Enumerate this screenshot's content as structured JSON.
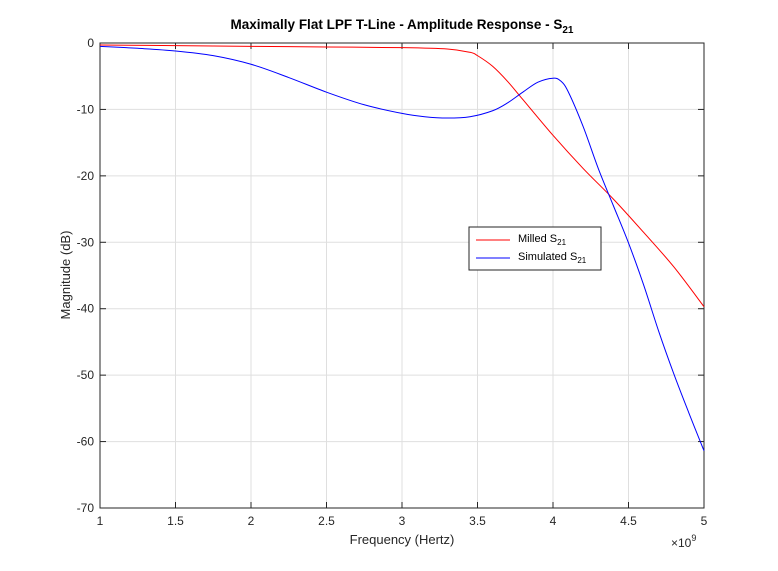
{
  "chart_data": {
    "type": "line",
    "title": "Maximally Flat LPF T-Line - Amplitude Response - S",
    "title_subscript": "21",
    "xlabel": "Frequency (Hertz)",
    "ylabel": "Magnitude (dB)",
    "x_exponent_base": "×10",
    "x_exponent_power": "9",
    "xlim": [
      1,
      5
    ],
    "ylim": [
      -70,
      0
    ],
    "xticks": [
      "1",
      "1.5",
      "2",
      "2.5",
      "3",
      "3.5",
      "4",
      "4.5",
      "5"
    ],
    "yticks": [
      "0",
      "-10",
      "-20",
      "-30",
      "-40",
      "-50",
      "-60",
      "-70"
    ],
    "xtick_values": [
      1,
      1.5,
      2,
      2.5,
      3,
      3.5,
      4,
      4.5,
      5
    ],
    "ytick_values": [
      0,
      -10,
      -20,
      -30,
      -40,
      -50,
      -60,
      -70
    ],
    "grid": true,
    "legend_position": "right-center",
    "series": [
      {
        "name": "Milled S",
        "name_subscript": "21",
        "color": "#ff0000",
        "x": [
          1.0,
          1.5,
          2.0,
          2.5,
          3.0,
          3.3,
          3.45,
          3.5,
          3.6,
          3.7,
          3.8,
          4.0,
          4.2,
          4.4,
          4.6,
          4.8,
          5.0
        ],
        "y": [
          -0.3,
          -0.4,
          -0.5,
          -0.6,
          -0.7,
          -0.9,
          -1.4,
          -1.9,
          -3.5,
          -5.8,
          -8.5,
          -13.9,
          -18.9,
          -23.5,
          -28.5,
          -33.7,
          -39.7
        ]
      },
      {
        "name": "Simulated S",
        "name_subscript": "21",
        "color": "#0000ff",
        "x": [
          1.0,
          1.25,
          1.5,
          1.75,
          2.0,
          2.25,
          2.5,
          2.75,
          3.0,
          3.15,
          3.3,
          3.45,
          3.6,
          3.7,
          3.8,
          3.9,
          4.0,
          4.05,
          4.1,
          4.2,
          4.3,
          4.4,
          4.5,
          4.6,
          4.7,
          4.8,
          4.9,
          5.0
        ],
        "y": [
          -0.5,
          -0.8,
          -1.2,
          -1.9,
          -3.2,
          -5.2,
          -7.4,
          -9.3,
          -10.6,
          -11.1,
          -11.3,
          -11.1,
          -10.2,
          -9.0,
          -7.4,
          -5.9,
          -5.3,
          -5.7,
          -7.3,
          -12.6,
          -18.9,
          -24.5,
          -30.1,
          -36.4,
          -43.4,
          -49.8,
          -55.7,
          -61.4
        ]
      }
    ]
  }
}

=-=-=-=-=

Retype all the records shown above, character for character. Omit every picture.

Enumerate this screenshot's content as structured JSON.
{
  "chart_data": {
    "type": "line",
    "title": "Maximally Flat LPF T-Line - Amplitude Response - S",
    "title_subscript": "21",
    "xlabel": "Frequency (Hertz)",
    "ylabel": "Magnitude (dB)",
    "x_exponent_base": "×10",
    "x_exponent_power": "9",
    "xlim": [
      1,
      5
    ],
    "ylim": [
      -70,
      0
    ],
    "xticks": [
      "1",
      "1.5",
      "2",
      "2.5",
      "3",
      "3.5",
      "4",
      "4.5",
      "5"
    ],
    "yticks": [
      "0",
      "-10",
      "-20",
      "-30",
      "-40",
      "-50",
      "-60",
      "-70"
    ],
    "xtick_values": [
      1,
      1.5,
      2,
      2.5,
      3,
      3.5,
      4,
      4.5,
      5
    ],
    "ytick_values": [
      0,
      -10,
      -20,
      -30,
      -40,
      -50,
      -60,
      -70
    ],
    "grid": true,
    "legend_position": "right-center",
    "series": [
      {
        "name": "Milled S",
        "name_subscript": "21",
        "color": "#ff0000",
        "x": [
          1.0,
          1.5,
          2.0,
          2.5,
          3.0,
          3.3,
          3.45,
          3.5,
          3.6,
          3.7,
          3.8,
          4.0,
          4.2,
          4.4,
          4.6,
          4.8,
          5.0
        ],
        "y": [
          -0.3,
          -0.4,
          -0.5,
          -0.6,
          -0.7,
          -0.9,
          -1.4,
          -1.9,
          -3.5,
          -5.8,
          -8.5,
          -13.9,
          -18.9,
          -23.5,
          -28.5,
          -33.7,
          -39.7
        ]
      },
      {
        "name": "Simulated S",
        "name_subscript": "21",
        "color": "#0000ff",
        "x": [
          1.0,
          1.25,
          1.5,
          1.75,
          2.0,
          2.25,
          2.5,
          2.75,
          3.0,
          3.15,
          3.3,
          3.45,
          3.6,
          3.7,
          3.8,
          3.9,
          4.0,
          4.05,
          4.1,
          4.2,
          4.3,
          4.4,
          4.5,
          4.6,
          4.7,
          4.8,
          4.9,
          5.0
        ],
        "y": [
          -0.5,
          -0.8,
          -1.2,
          -1.9,
          -3.2,
          -5.2,
          -7.4,
          -9.3,
          -10.6,
          -11.1,
          -11.3,
          -11.1,
          -10.2,
          -9.0,
          -7.4,
          -5.9,
          -5.3,
          -5.7,
          -7.3,
          -12.6,
          -18.9,
          -24.5,
          -30.1,
          -36.4,
          -43.4,
          -49.8,
          -55.7,
          -61.4
        ]
      }
    ]
  }
}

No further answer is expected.